Skip any picture you find and retype all the remaining lines exactly.

(Some records)
>>>

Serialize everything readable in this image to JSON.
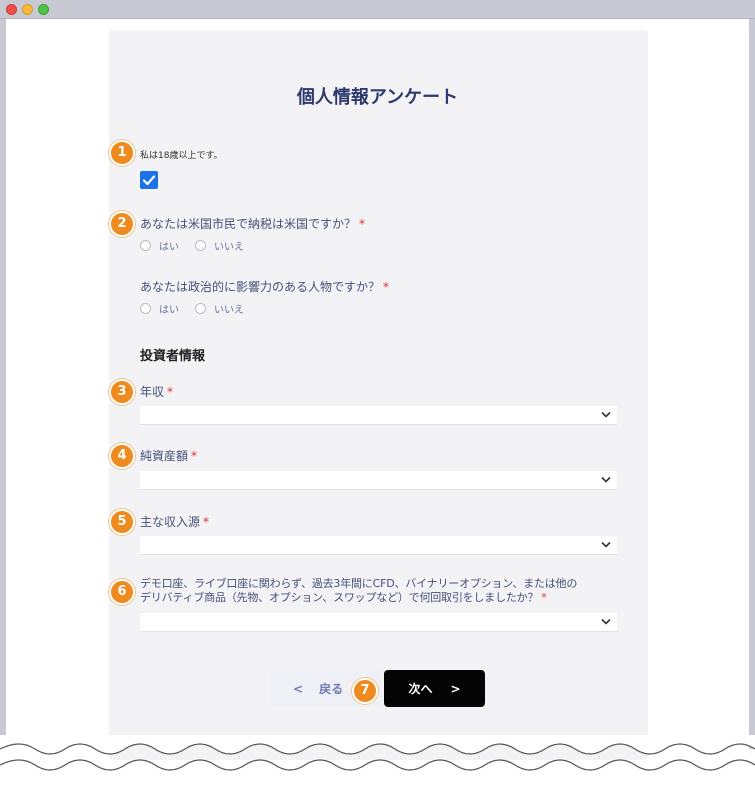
{
  "window": {
    "controls": [
      "close",
      "minimize",
      "maximize"
    ]
  },
  "form": {
    "title": "個人情報アンケート",
    "q1": {
      "label": "私は18歳以上です。",
      "checked": true
    },
    "q2": {
      "label": "あなたは米国市民で納税は米国ですか？",
      "required": "*",
      "options": [
        "はい",
        "いいえ"
      ]
    },
    "q2b": {
      "label": "あなたは政治的に影響力のある人物ですか？",
      "required": "*",
      "options": [
        "はい",
        "いいえ"
      ]
    },
    "section": "投資者情報",
    "q3": {
      "label": "年収",
      "required": "*",
      "value": ""
    },
    "q4": {
      "label": "純資産額",
      "required": "*",
      "value": ""
    },
    "q5": {
      "label": "主な収入源",
      "required": "*",
      "value": ""
    },
    "q6": {
      "label_line1": "デモ口座、ライブ口座に関わらず、過去3年間にCFD、バイナリーオプション、または他の",
      "label_line2": "デリバティブ商品（先物、オプション、スワップなど）で何回取引をしましたか？",
      "required": "*",
      "value": ""
    },
    "buttons": {
      "back_arrow": "<",
      "back": "戻る",
      "next": "次へ",
      "next_arrow": ">"
    }
  },
  "badges": [
    "1",
    "2",
    "3",
    "4",
    "5",
    "6",
    "7"
  ],
  "colors": {
    "badge": "#ee8a1e",
    "accent": "#1a73e8",
    "title": "#2e3a6e",
    "required": "#e0322c"
  },
  "icons": {
    "checkbox": "checkmark-icon",
    "select": "chevron-down-icon"
  }
}
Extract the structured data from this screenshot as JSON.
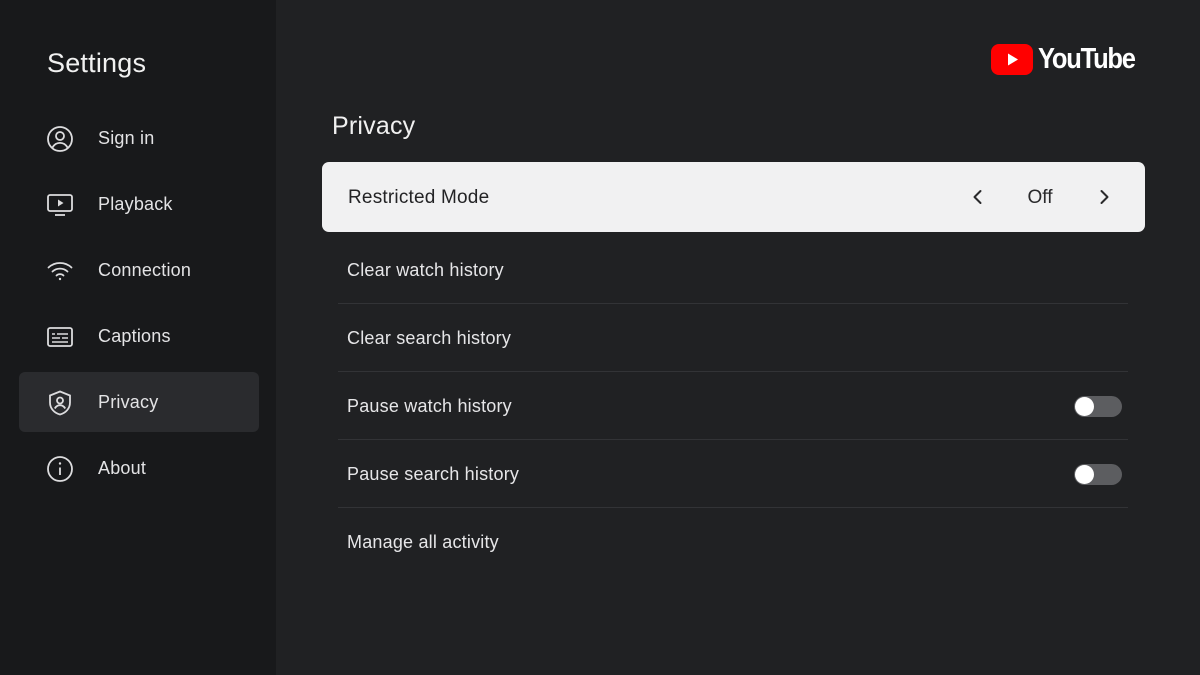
{
  "sidebar": {
    "title": "Settings",
    "items": [
      {
        "label": "Sign in",
        "icon": "account-circle-icon",
        "active": false
      },
      {
        "label": "Playback",
        "icon": "tv-play-icon",
        "active": false
      },
      {
        "label": "Connection",
        "icon": "wifi-icon",
        "active": false
      },
      {
        "label": "Captions",
        "icon": "captions-icon",
        "active": false
      },
      {
        "label": "Privacy",
        "icon": "shield-user-icon",
        "active": true
      },
      {
        "label": "About",
        "icon": "info-icon",
        "active": false
      }
    ]
  },
  "logo": {
    "text": "YouTube",
    "icon": "youtube-play-icon",
    "brand_color": "#ff0000"
  },
  "main": {
    "title": "Privacy",
    "restricted_mode": {
      "label": "Restricted Mode",
      "value": "Off",
      "icons": [
        "chevron-left-icon",
        "chevron-right-icon"
      ]
    },
    "rows": [
      {
        "label": "Clear watch history",
        "type": "action"
      },
      {
        "label": "Clear search history",
        "type": "action"
      },
      {
        "label": "Pause watch history",
        "type": "toggle",
        "on": false
      },
      {
        "label": "Pause search history",
        "type": "toggle",
        "on": false
      },
      {
        "label": "Manage all activity",
        "type": "action"
      }
    ]
  },
  "colors": {
    "background": "#202123",
    "sidebar": "#18191b",
    "focus_row": "#f1f1f2",
    "toggle_off": "#5c5d60"
  }
}
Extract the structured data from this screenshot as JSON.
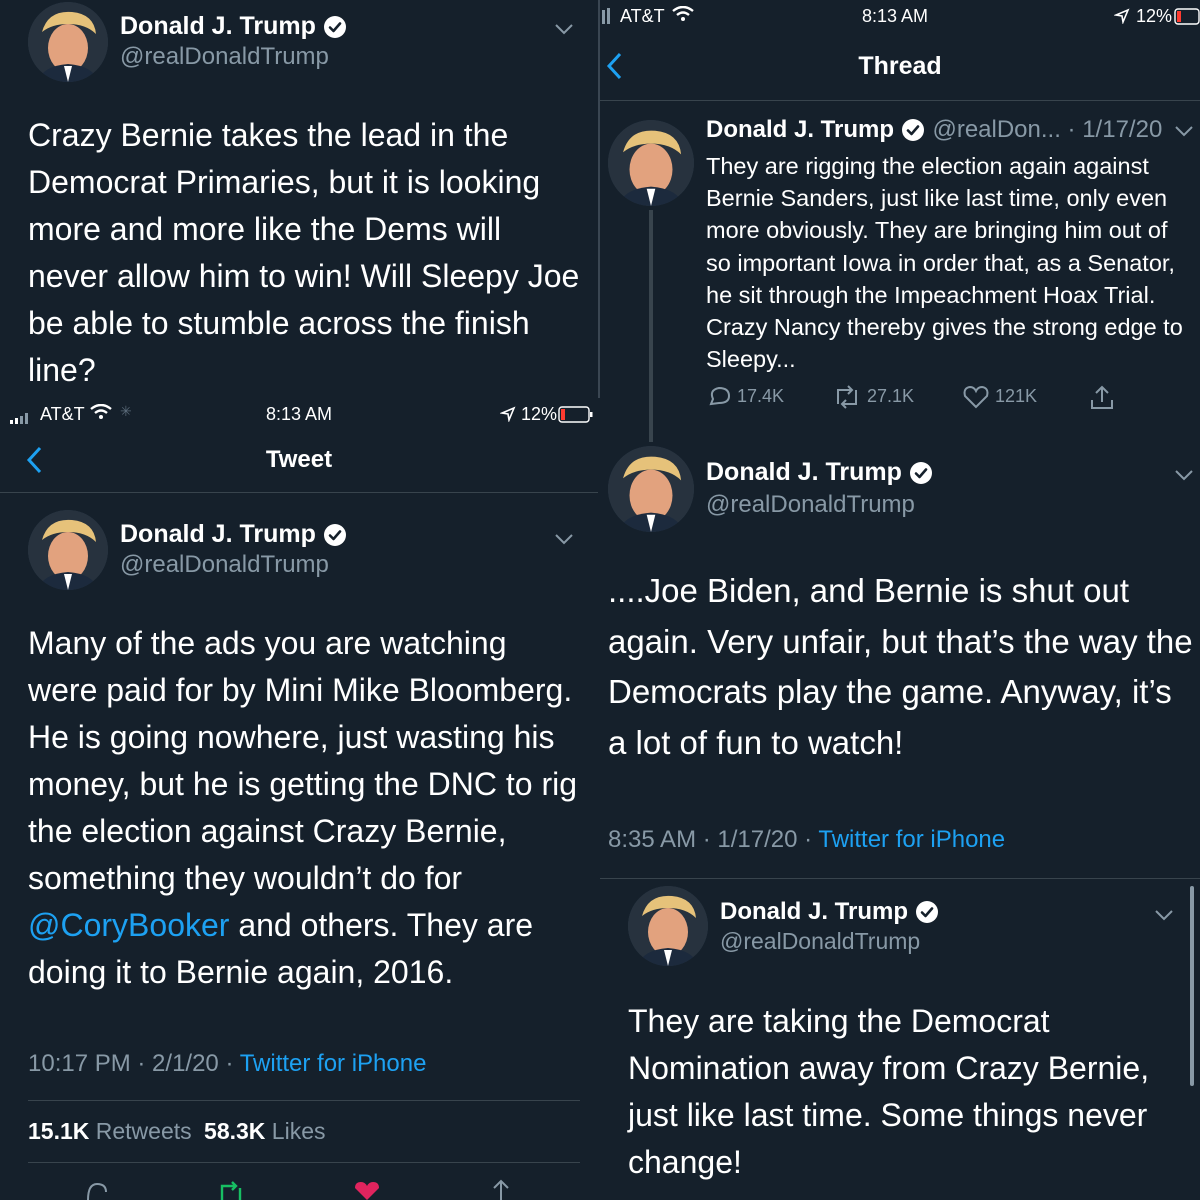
{
  "accent_color": "#1da1f2",
  "background_color": "#15202b",
  "top_left": {
    "author_name": "Donald J. Trump",
    "author_handle": "@realDonaldTrump",
    "text": "Crazy Bernie takes the lead in the Democrat Primaries, but it is looking more and more like the Dems will never allow him to win! Will Sleepy Joe be able to stumble across the finish line?"
  },
  "bottom_left": {
    "status_bar": {
      "carrier": "AT&T",
      "time": "8:13 AM",
      "battery": "12%"
    },
    "nav_title": "Tweet",
    "author_name": "Donald J. Trump",
    "author_handle": "@realDonaldTrump",
    "text_part1": "Many of the ads you are watching were paid for by Mini Mike Bloomberg. He is going nowhere, just wasting his money, but he is getting the DNC to rig the election against Crazy Bernie, something they wouldn’t do for ",
    "mention": "@CoryBooker",
    "text_part2": " and others. They are doing it to Bernie again, 2016.",
    "timestamp": "10:17 PM · 2/1/20 · ",
    "source": "Twitter for iPhone",
    "retweets_count": "15.1K",
    "retweets_label": "Retweets",
    "likes_count": "58.3K",
    "likes_label": "Likes"
  },
  "top_right": {
    "status_bar": {
      "carrier": "AT&T",
      "time": "8:13 AM",
      "battery": "12%"
    },
    "nav_title": "Thread",
    "thread_tweet": {
      "author_name": "Donald J. Trump",
      "author_handle_date": "@realDon... · 1/17/20",
      "text": "They are rigging the election again against Bernie Sanders, just like last time, only even more obviously. They are bringing him out of so important Iowa in order that, as a Senator, he sit through the Impeachment Hoax Trial. Crazy Nancy thereby gives the strong edge to Sleepy...",
      "replies": "17.4K",
      "retweets": "27.1K",
      "likes": "121K"
    },
    "main_tweet": {
      "author_name": "Donald J. Trump",
      "author_handle": "@realDonaldTrump",
      "text": "....Joe Biden, and Bernie is shut out again. Very unfair, but that’s the way the Democrats play the game. Anyway, it’s a lot of fun to watch!",
      "timestamp": "8:35 AM · 1/17/20 · ",
      "source": "Twitter for iPhone"
    }
  },
  "bottom_right": {
    "author_name": "Donald J. Trump",
    "author_handle": "@realDonaldTrump",
    "text": "They are taking the Democrat Nomination away from Crazy Bernie, just like last time. Some things never change!"
  }
}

<<<

**RESULT OF THE EXERCISE**
Serialize everything readable in this image to JSON.
{
  "window": {
    "controls": [
      "close",
      "minimize",
      "maximize"
    ]
  },
  "form": {
    "title": "個人情報アンケート",
    "q1": {
      "label": "私は18歳以上です。",
      "checked": true
    },
    "q2": {
      "label": "あなたは米国市民で納税は米国ですか？",
      "required": "*",
      "options": [
        "はい",
        "いいえ"
      ]
    },
    "q2b": {
      "label": "あなたは政治的に影響力のある人物ですか？",
      "required": "*",
      "options": [
        "はい",
        "いいえ"
      ]
    },
    "section": "投資者情報",
    "q3": {
      "label": "年収",
      "required": "*",
      "value": ""
    },
    "q4": {
      "label": "純資産額",
      "required": "*",
      "value": ""
    },
    "q5": {
      "label": "主な収入源",
      "required": "*",
      "value": ""
    },
    "q6": {
      "label_line1": "デモ口座、ライブ口座に関わらず、過去3年間にCFD、バイナリーオプション、または他の",
      "label_line2": "デリバティブ商品（先物、オプション、スワップなど）で何回取引をしましたか？",
      "required": "*",
      "value": ""
    },
    "buttons": {
      "back_arrow": "<",
      "back": "戻る",
      "next": "次へ",
      "next_arrow": ">"
    }
  },
  "badges": [
    "1",
    "2",
    "3",
    "4",
    "5",
    "6",
    "7"
  ],
  "colors": {
    "badge": "#ee8a1e",
    "accent": "#1a73e8",
    "title": "#2e3a6e",
    "required": "#e0322c"
  },
  "icons": {
    "checkbox": "checkmark-icon",
    "select": "chevron-down-icon"
  }
}
Extract the structured data from this screenshot as JSON.
{
  "sidebar": {
    "title": "Settings",
    "items": [
      {
        "label": "Sign in",
        "icon": "account-circle-icon",
        "active": false
      },
      {
        "label": "Playback",
        "icon": "tv-play-icon",
        "active": false
      },
      {
        "label": "Connection",
        "icon": "wifi-icon",
        "active": false
      },
      {
        "label": "Captions",
        "icon": "captions-icon",
        "active": false
      },
      {
        "label": "Privacy",
        "icon": "shield-user-icon",
        "active": true
      },
      {
        "label": "About",
        "icon": "info-icon",
        "active": false
      }
    ]
  },
  "logo": {
    "text": "YouTube",
    "icon": "youtube-play-icon",
    "brand_color": "#ff0000"
  },
  "main": {
    "title": "Privacy",
    "restricted_mode": {
      "label": "Restricted Mode",
      "value": "Off",
      "icons": [
        "chevron-left-icon",
        "chevron-right-icon"
      ]
    },
    "rows": [
      {
        "label": "Clear watch history",
        "type": "action"
      },
      {
        "label": "Clear search history",
        "type": "action"
      },
      {
        "label": "Pause watch history",
        "type": "toggle",
        "on": false
      },
      {
        "label": "Pause search history",
        "type": "toggle",
        "on": false
      },
      {
        "label": "Manage all activity",
        "type": "action"
      }
    ]
  },
  "colors": {
    "background": "#202123",
    "sidebar": "#18191b",
    "focus_row": "#f1f1f2",
    "toggle_off": "#5c5d60"
  }
}
Extract the structured data from this screenshot as JSON.
{
  "accent_color": "#1da1f2",
  "background_color": "#15202b",
  "top_left": {
    "author_name": "Donald J. Trump",
    "author_handle": "@realDonaldTrump",
    "text": "Crazy Bernie takes the lead in the Democrat Primaries, but it is looking more and more like the Dems will never allow him to win! Will Sleepy Joe be able to stumble across the finish line?"
  },
  "bottom_left": {
    "status_bar": {
      "carrier": "AT&T",
      "time": "8:13 AM",
      "battery": "12%"
    },
    "nav_title": "Tweet",
    "author_name": "Donald J. Trump",
    "author_handle": "@realDonaldTrump",
    "text_part1": "Many of the ads you are watching were paid for by Mini Mike Bloomberg. He is going nowhere, just wasting his money, but he is getting the DNC to rig the election against Crazy Bernie, something they wouldn’t do for ",
    "mention": "@CoryBooker",
    "text_part2": " and others. They are doing it to Bernie again, 2016.",
    "timestamp": "10:17 PM · 2/1/20 · ",
    "source": "Twitter for iPhone",
    "retweets_count": "15.1K",
    "retweets_label": "Retweets",
    "likes_count": "58.3K",
    "likes_label": "Likes"
  },
  "top_right": {
    "status_bar": {
      "carrier": "AT&T",
      "time": "8:13 AM",
      "battery": "12%"
    },
    "nav_title": "Thread",
    "thread_tweet": {
      "author_name": "Donald J. Trump",
      "author_handle_date": "@realDon... · 1/17/20",
      "text": "They are rigging the election again against Bernie Sanders, just like last time, only even more obviously. They are bringing him out of so important Iowa in order that, as a Senator, he sit through the Impeachment Hoax Trial. Crazy Nancy thereby gives the strong edge to Sleepy...",
      "replies": "17.4K",
      "retweets": "27.1K",
      "likes": "121K"
    },
    "main_tweet": {
      "author_name": "Donald J. Trump",
      "author_handle": "@realDonaldTrump",
      "text": "....Joe Biden, and Bernie is shut out again. Very unfair, but that’s the way the Democrats play the game. Anyway, it’s a lot of fun to watch!",
      "timestamp": "8:35 AM · 1/17/20 · ",
      "source": "Twitter for iPhone"
    }
  },
  "bottom_right": {
    "author_name": "Donald J. Trump",
    "author_handle": "@realDonaldTrump",
    "text": "They are taking the Democrat Nomination away from Crazy Bernie, just like last time. Some things never change!"
  }
}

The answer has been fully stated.